Collected data entries
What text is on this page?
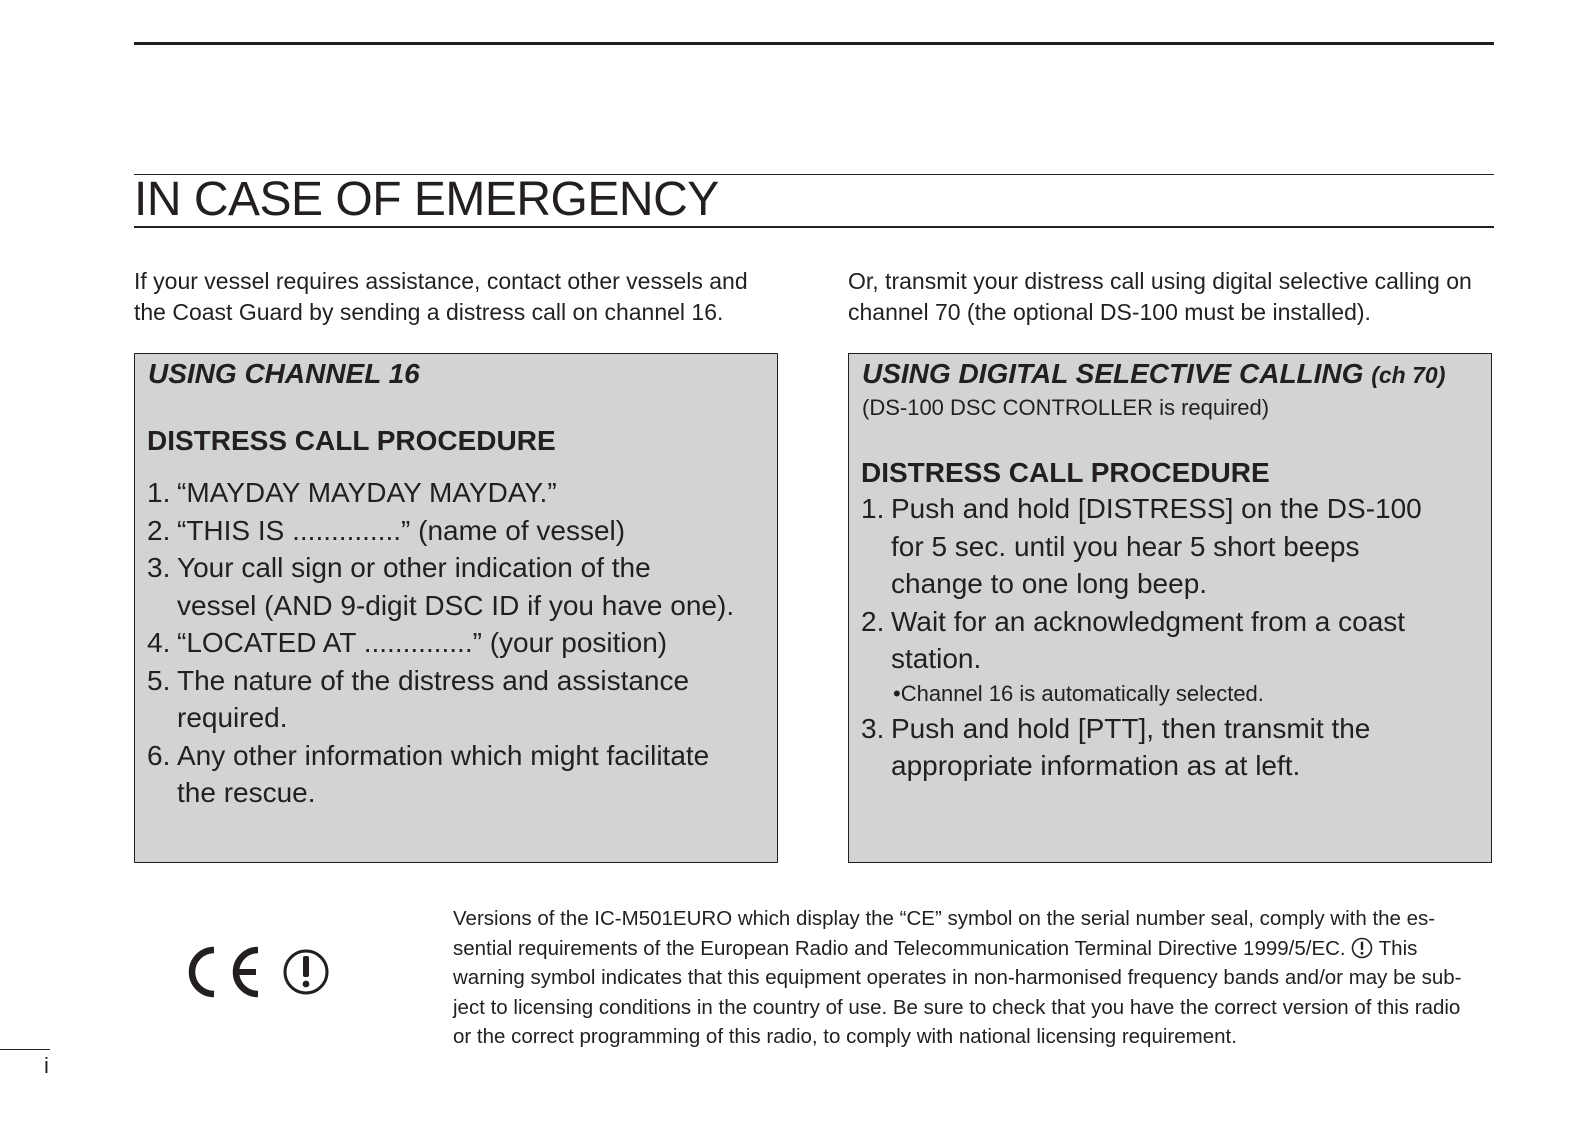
IN CASE OF EMERGENCY
If your vessel requires assistance, contact other vessels and
the Coast Guard by sending a distress call on channel 16.
Or, transmit your distress call using digital selective calling on
channel 70 (the optional DS-100 must be installed).
USING CHANNEL 16
DISTRESS CALL PROCEDURE
1. “MAYDAY MAYDAY MAYDAY.”
2. “THIS IS ..............” (name of vessel)
3. Your call sign or other indication of the
vessel (AND 9-digit DSC ID if you have one).
4. “LOCATED AT ..............” (your position)
5. The nature of the distress and assistance
required.
6. Any other information which might facilitate
the rescue.
USING DIGITAL SELECTIVE CALLING (ch 70)
(DS-100 DSC CONTROLLER is required)
DISTRESS CALL PROCEDURE
1. Push and hold [DISTRESS] on the DS-100
for 5 sec. until you hear 5 short beeps
change to one long beep.
2. Wait for an acknowledgment from a coast
station.
•Channel 16 is automatically selected.
3. Push and hold [PTT], then transmit the
appropriate information as at left.
Versions of the IC-M501EURO which display the “CE” symbol on the serial number seal, comply with the es-
sential requirements of the European Radio and Telecommunication Terminal Directive 1999/5/EC. This
warning symbol indicates that this equipment operates in non-harmonised frequency bands and/or may be sub-
ject to licensing conditions in the country of use. Be sure to check that you have the correct version of this radio
or the correct programming of this radio, to comply with national licensing requirement.
i
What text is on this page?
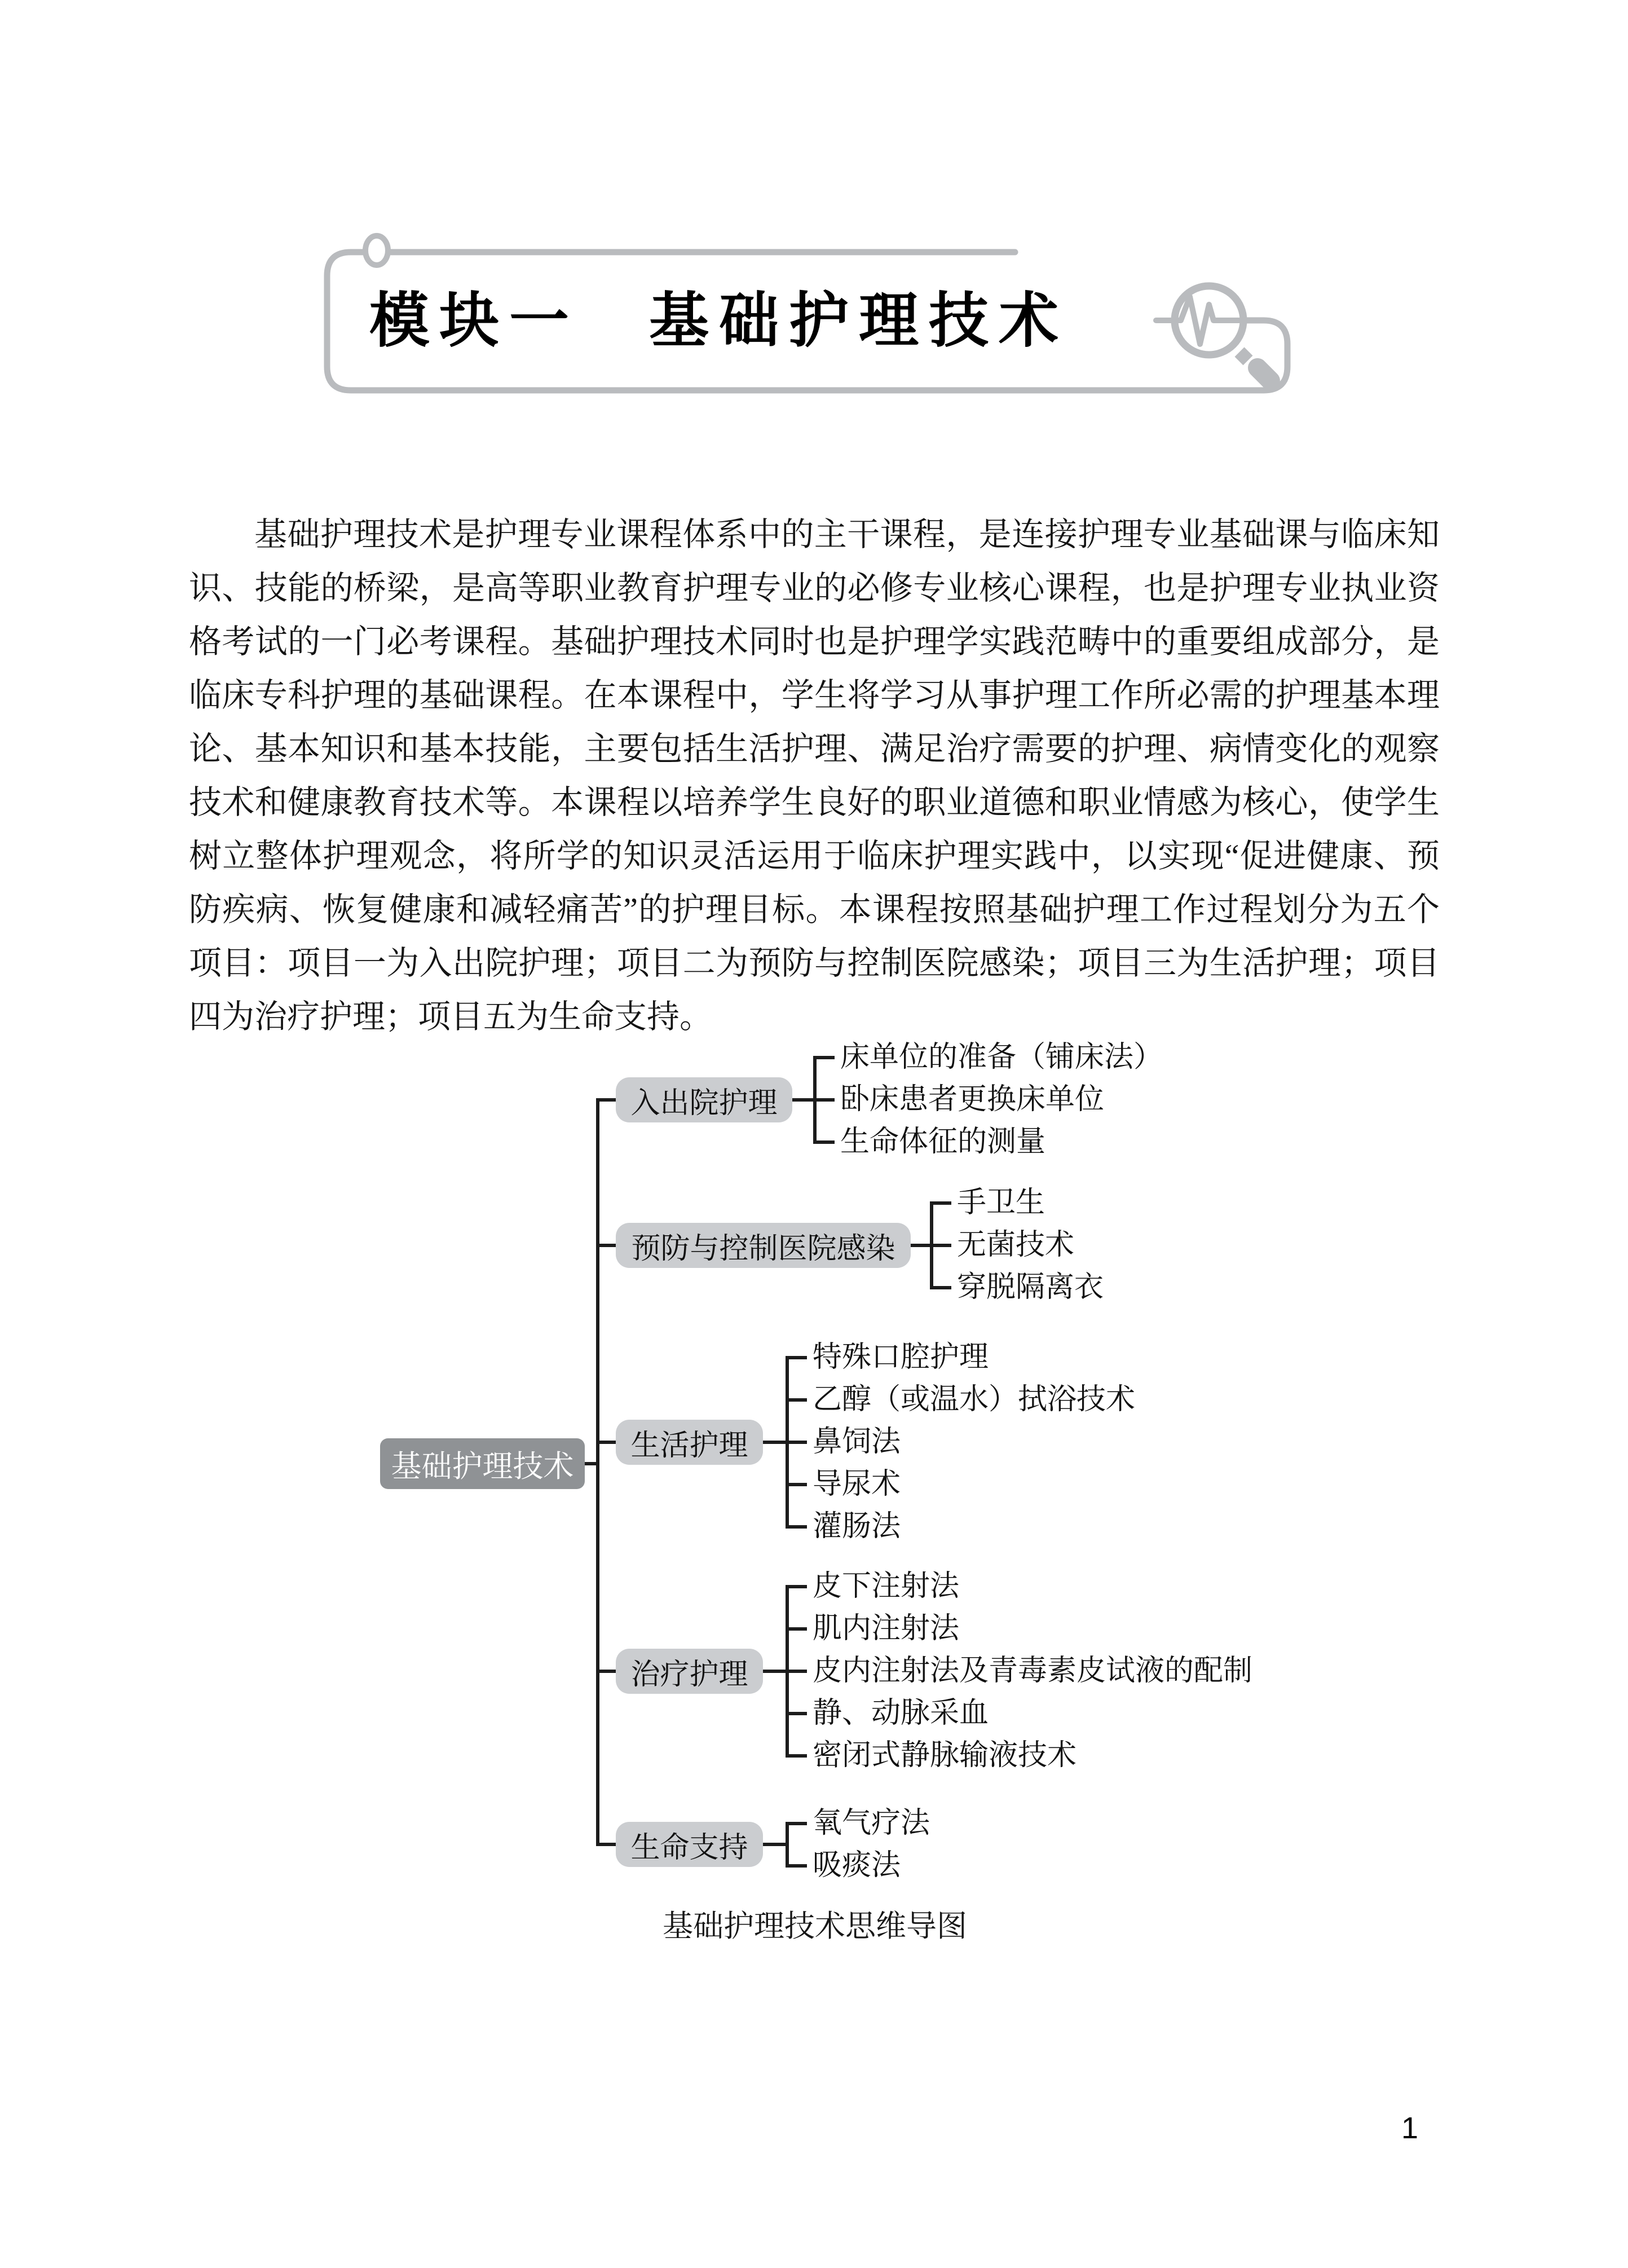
模块一　基础护理技术
基础护理技术是护理专业课程体系中的主干课程，是连接护理专业基础课与临床知识、技能的桥梁，是高等职业教育护理专业的必修专业核心课程，也是护理专业执业资格考试的一门必考课程。基础护理技术同时也是护理学实践范畴中的重要组成部分，是临床专科护理的基础课程。在本课程中，学生将学习从事护理工作所必需的护理基本理论、基本知识和基本技能，主要包括生活护理、满足治疗需要的护理、病情变化的观察技术和健康教育技术等。本课程以培养学生良好的职业道德和职业情感为核心，使学生树立整体护理观念，将所学的知识灵活运用于临床护理实践中，以实现“促进健康、预防疾病、恢复健康和减轻痛苦”的护理目标。本课程按照基础护理工作过程划分为五个项目：项目一为入出院护理；项目二为预防与控制医院感染；项目三为生活护理；项目四为治疗护理；项目五为生命支持。
基础护理技术
入出院护理
床单位的准备（铺床法）
卧床患者更换床单位
生命体征的测量
预防与控制医院感染
手卫生
无菌技术
穿脱隔离衣
生活护理
特殊口腔护理
乙醇（或温水）拭浴技术
鼻饲法
导尿术
灌肠法
治疗护理
皮下注射法
肌内注射法
皮内注射法及青毒素皮试液的配制
静、动脉采血
密闭式静脉输液技术
生命支持
氧气疗法
吸痰法
基础护理技术思维导图
1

● **Task to carry out**: Look over the records above and copy each line that includes the string "vessel".

● **Answer to this problem**:
If your vessel requires assistance, contact other vessels and
2. “THIS IS ..............” (name of vessel)
vessel (AND 9-digit DSC ID if you have one).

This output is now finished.